_Given request_
Count the lines below that contain the word "text", and report only that number.

_Working data_

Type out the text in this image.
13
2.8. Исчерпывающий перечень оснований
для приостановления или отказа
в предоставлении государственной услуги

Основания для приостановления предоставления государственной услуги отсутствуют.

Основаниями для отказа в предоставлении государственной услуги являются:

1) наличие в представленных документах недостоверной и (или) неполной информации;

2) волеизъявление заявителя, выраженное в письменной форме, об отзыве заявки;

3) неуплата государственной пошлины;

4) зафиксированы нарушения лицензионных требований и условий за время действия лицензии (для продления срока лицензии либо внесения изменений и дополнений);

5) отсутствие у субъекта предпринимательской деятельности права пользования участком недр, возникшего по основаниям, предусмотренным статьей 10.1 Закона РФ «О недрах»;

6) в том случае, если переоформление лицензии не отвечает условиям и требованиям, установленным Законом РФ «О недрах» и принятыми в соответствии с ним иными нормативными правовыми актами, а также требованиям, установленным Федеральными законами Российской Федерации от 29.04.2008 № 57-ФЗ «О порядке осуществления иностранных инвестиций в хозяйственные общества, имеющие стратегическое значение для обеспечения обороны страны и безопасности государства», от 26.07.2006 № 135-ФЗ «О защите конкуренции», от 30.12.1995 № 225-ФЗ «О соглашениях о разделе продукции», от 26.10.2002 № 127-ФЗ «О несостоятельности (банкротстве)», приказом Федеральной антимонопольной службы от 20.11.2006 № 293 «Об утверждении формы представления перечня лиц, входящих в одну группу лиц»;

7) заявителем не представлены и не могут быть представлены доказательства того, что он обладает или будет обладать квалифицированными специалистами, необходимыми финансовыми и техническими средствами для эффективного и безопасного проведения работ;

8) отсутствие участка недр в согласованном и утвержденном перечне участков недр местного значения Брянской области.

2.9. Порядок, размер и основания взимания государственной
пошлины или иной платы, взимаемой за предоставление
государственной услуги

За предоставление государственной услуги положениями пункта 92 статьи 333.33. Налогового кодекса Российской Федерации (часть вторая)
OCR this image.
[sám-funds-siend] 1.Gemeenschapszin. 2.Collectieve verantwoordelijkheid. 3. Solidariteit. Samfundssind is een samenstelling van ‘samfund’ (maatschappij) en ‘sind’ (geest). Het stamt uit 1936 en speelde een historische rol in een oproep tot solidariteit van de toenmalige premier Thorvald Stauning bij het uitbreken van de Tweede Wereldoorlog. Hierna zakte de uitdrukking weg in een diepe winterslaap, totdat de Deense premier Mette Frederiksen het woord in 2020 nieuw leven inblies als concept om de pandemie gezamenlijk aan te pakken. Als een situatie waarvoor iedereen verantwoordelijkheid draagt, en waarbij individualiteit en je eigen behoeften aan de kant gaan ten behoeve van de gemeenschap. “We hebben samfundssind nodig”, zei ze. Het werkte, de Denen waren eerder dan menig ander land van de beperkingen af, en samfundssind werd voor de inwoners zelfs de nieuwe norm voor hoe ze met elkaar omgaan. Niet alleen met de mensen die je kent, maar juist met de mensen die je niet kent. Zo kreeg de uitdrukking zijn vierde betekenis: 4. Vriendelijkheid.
* * *
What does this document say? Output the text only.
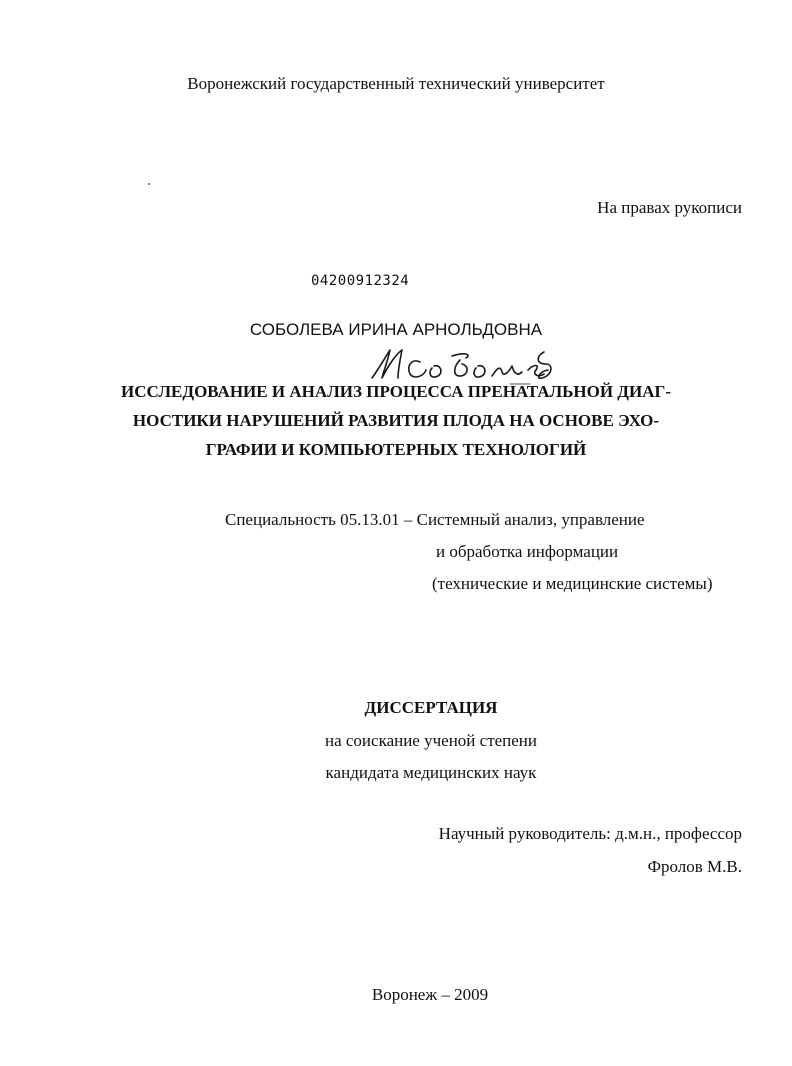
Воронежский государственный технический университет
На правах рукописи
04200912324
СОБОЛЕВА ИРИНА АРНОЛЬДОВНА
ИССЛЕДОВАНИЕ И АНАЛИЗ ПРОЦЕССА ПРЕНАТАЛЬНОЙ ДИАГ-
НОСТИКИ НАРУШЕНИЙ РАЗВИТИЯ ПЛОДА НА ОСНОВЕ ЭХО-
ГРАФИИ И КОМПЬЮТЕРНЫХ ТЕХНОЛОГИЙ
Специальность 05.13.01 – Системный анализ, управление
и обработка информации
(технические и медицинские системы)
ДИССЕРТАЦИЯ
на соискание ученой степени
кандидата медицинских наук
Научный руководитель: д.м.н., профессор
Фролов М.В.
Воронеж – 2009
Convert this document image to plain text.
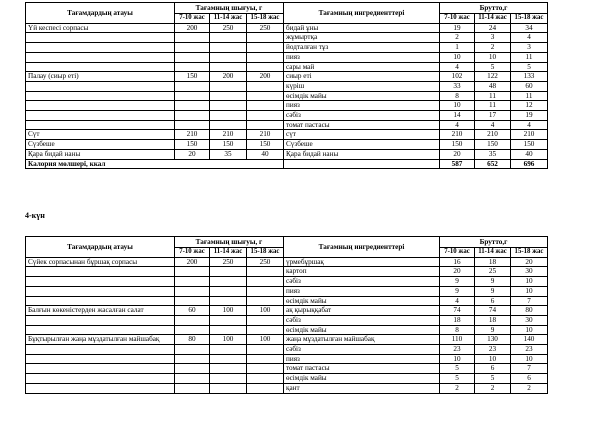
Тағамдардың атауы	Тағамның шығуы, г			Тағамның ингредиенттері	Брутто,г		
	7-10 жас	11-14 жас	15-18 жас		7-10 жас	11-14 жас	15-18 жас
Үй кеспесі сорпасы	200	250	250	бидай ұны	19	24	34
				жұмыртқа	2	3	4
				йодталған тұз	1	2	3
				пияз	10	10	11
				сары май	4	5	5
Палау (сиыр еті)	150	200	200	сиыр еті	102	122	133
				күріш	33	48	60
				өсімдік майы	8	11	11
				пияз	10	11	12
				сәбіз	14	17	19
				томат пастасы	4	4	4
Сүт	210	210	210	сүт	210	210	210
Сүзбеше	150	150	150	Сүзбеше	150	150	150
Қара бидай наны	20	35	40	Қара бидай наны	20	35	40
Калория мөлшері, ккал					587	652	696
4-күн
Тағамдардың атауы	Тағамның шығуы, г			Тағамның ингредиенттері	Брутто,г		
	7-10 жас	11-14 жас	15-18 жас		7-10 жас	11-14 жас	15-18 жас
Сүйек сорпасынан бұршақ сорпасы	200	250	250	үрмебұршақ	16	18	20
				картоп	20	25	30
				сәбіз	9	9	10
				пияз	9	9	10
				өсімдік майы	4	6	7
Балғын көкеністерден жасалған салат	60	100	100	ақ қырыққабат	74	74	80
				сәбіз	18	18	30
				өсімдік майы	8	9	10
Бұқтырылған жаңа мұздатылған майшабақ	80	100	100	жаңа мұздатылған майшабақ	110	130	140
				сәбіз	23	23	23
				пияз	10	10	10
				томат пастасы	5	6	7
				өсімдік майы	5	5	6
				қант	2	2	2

_Output below_
3